## Exercise requirements
Look through the records below and collect all lines that hold the string "ของย".

## Records for this exercise
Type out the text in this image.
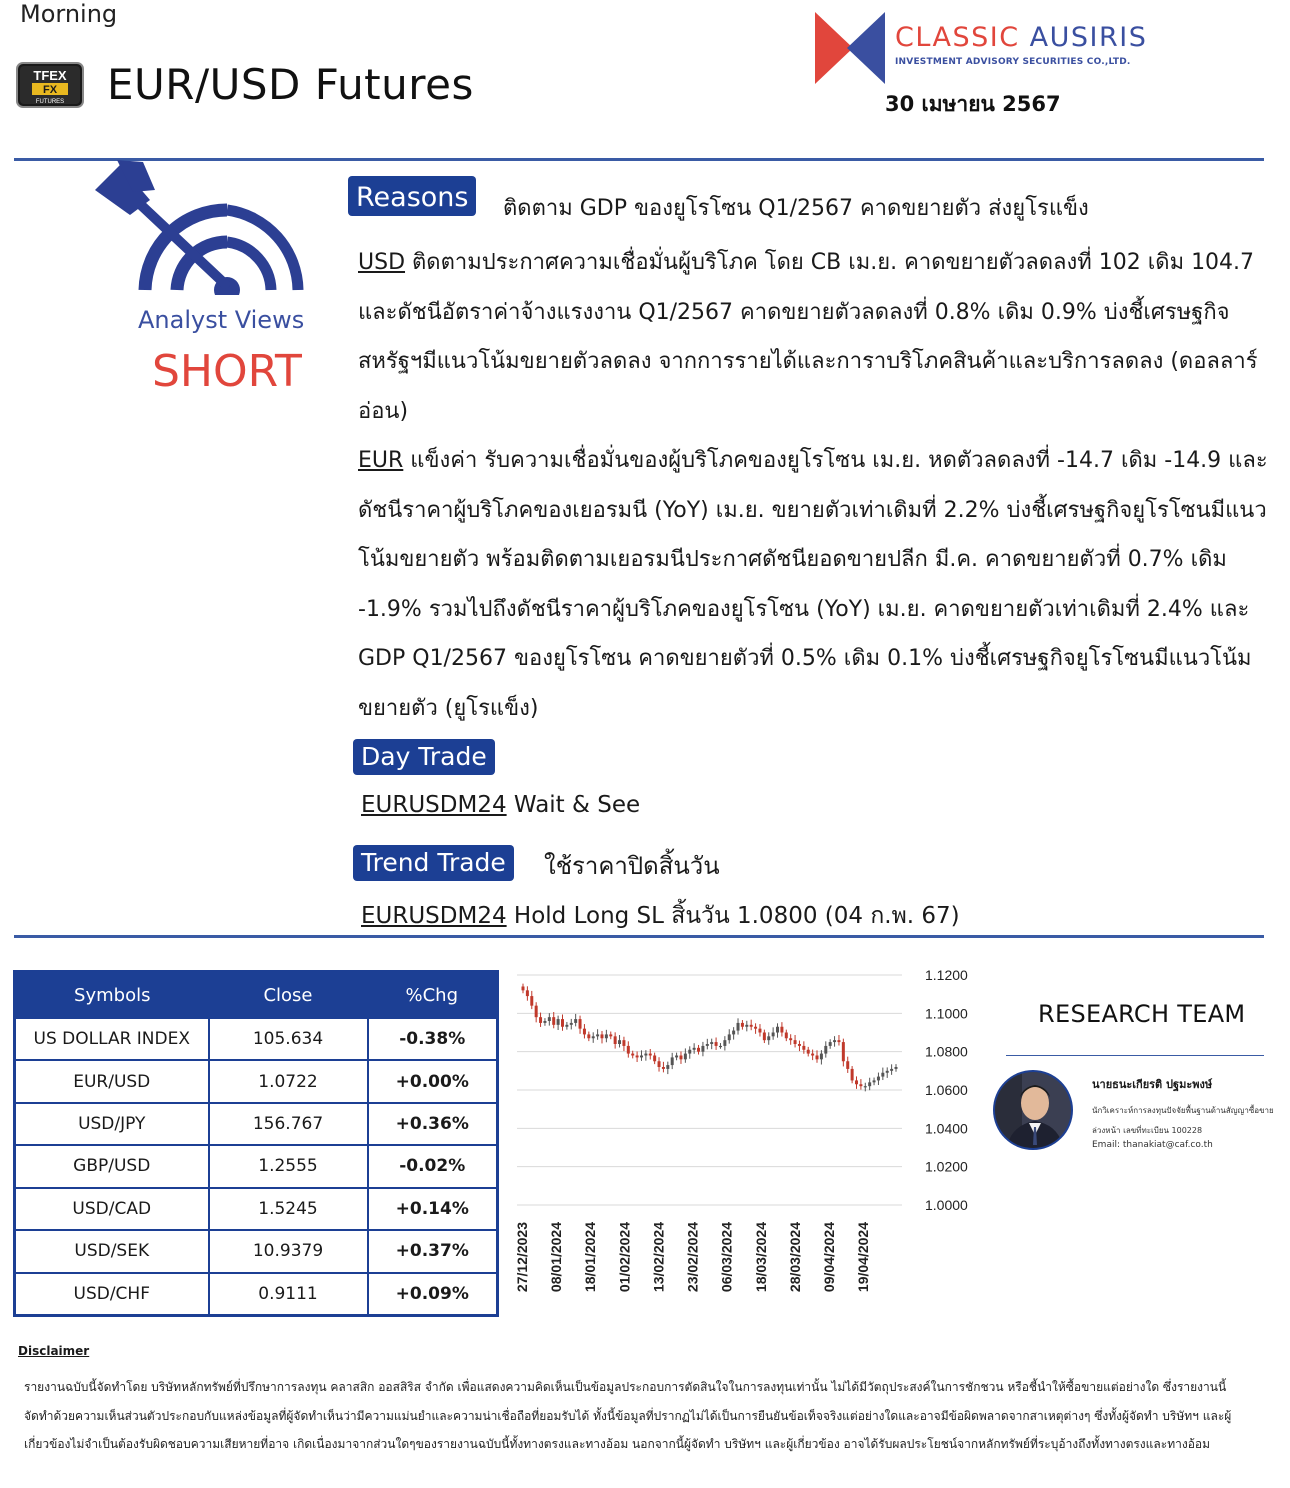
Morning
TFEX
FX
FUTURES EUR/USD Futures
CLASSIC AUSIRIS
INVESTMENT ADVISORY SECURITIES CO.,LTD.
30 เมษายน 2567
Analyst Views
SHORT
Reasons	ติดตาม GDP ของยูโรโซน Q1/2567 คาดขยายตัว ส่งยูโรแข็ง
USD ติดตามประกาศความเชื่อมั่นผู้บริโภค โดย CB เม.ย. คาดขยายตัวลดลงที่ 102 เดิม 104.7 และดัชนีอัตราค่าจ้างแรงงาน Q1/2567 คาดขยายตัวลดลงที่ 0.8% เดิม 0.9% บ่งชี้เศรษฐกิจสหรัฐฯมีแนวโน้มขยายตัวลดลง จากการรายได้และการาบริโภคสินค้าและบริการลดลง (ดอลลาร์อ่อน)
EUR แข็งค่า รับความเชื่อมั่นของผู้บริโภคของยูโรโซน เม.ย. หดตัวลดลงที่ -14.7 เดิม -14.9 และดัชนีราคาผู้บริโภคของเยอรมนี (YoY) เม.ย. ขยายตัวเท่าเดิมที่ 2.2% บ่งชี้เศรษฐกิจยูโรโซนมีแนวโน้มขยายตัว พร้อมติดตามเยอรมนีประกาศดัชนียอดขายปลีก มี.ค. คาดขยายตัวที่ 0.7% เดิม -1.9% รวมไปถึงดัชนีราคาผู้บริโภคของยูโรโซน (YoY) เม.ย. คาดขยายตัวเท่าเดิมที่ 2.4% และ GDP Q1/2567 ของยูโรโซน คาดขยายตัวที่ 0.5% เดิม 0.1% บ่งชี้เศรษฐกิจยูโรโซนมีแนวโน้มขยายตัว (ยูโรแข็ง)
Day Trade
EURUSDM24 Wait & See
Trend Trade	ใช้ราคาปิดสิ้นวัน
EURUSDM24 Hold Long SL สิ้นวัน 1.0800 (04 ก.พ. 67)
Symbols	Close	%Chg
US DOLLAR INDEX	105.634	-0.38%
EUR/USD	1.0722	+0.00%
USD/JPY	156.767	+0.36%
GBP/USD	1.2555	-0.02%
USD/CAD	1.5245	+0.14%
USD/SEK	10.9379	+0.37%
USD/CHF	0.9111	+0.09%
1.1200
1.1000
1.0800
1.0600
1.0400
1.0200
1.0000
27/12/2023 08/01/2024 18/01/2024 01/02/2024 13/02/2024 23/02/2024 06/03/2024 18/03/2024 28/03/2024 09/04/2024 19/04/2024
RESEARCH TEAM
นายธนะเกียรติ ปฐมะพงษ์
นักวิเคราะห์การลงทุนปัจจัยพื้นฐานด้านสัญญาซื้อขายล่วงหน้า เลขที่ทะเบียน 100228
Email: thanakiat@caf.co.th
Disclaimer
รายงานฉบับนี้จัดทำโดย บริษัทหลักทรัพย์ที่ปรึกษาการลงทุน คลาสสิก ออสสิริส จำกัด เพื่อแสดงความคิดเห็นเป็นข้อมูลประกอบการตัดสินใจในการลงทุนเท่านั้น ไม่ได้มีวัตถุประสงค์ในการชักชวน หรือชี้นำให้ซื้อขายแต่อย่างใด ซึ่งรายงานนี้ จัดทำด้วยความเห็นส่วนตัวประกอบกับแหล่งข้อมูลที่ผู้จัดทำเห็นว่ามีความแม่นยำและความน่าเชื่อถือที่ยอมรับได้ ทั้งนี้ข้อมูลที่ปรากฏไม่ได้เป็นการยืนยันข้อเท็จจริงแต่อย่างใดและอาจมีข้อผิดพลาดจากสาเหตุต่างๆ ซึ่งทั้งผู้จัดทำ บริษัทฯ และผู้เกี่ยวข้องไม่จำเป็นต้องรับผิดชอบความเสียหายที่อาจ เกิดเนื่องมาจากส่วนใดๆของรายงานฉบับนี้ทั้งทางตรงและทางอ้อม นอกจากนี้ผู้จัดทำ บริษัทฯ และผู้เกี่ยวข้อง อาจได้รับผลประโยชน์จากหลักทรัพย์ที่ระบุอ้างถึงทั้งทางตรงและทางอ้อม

---

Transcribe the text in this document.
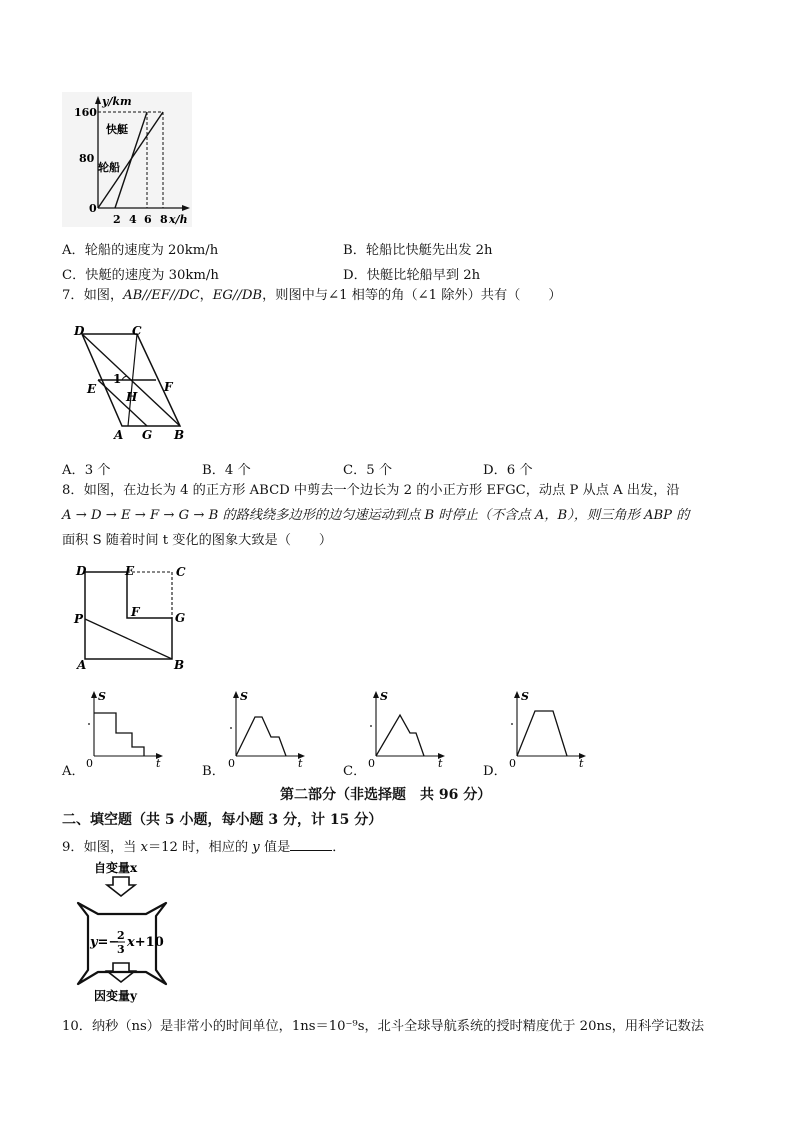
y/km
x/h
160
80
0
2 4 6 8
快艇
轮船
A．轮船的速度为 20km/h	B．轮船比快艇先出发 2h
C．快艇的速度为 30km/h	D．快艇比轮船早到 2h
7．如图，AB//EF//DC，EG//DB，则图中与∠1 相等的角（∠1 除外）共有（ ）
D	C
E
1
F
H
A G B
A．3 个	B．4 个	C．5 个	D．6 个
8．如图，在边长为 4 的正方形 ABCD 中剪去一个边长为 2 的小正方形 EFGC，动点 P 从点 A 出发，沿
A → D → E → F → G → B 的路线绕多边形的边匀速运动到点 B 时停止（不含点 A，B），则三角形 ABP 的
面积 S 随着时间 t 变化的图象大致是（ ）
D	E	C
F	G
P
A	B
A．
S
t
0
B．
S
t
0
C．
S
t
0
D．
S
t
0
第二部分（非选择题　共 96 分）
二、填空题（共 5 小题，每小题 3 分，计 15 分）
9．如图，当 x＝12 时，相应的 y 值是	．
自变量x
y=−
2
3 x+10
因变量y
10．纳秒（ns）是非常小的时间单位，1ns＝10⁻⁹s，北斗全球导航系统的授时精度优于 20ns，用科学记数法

==

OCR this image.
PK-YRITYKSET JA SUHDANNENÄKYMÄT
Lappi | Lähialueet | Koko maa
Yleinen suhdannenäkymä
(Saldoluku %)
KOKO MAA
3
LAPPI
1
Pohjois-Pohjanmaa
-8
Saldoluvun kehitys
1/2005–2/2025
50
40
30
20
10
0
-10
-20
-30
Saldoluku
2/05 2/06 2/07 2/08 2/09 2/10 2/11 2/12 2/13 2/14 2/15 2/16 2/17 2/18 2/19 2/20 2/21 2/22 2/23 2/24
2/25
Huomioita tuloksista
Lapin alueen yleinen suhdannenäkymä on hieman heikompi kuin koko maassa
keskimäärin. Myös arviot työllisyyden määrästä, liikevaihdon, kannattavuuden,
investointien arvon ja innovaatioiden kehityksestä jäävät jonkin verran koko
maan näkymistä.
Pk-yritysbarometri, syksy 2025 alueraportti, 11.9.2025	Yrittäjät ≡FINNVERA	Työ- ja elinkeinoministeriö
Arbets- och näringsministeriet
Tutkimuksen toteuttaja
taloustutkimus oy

## The response
Reasons	ติดตาม GDP ของยูโรโซน Q1/2567 คาดขยายตัว ส่งยูโรแข็ง
EUR แข็งค่า รับความเชื่อมั่นของผู้บริโภคของยูโรโซน เม.ย. หดตัวลดลงที่ -14.7 เดิม -14.9 และดัชนีราคาผู้บริโภคของเยอรมนี (YoY) เม.ย. ขยายตัวเท่าเดิมที่ 2.2% บ่งชี้เศรษฐกิจยูโรโซนมีแนวโน้มขยายตัว พร้อมติดตามเยอรมนีประกาศดัชนียอดขายปลีก มี.ค. คาดขยายตัวที่ 0.7% เดิม -1.9% รวมไปถึงดัชนีราคาผู้บริโภคของยูโรโซน (YoY) เม.ย. คาดขยายตัวเท่าเดิมที่ 2.4% และ GDP Q1/2567 ของยูโรโซน คาดขยายตัวที่ 0.5% เดิม 0.1% บ่งชี้เศรษฐกิจยูโรโซนมีแนวโน้มขยายตัว (ยูโรแข็ง)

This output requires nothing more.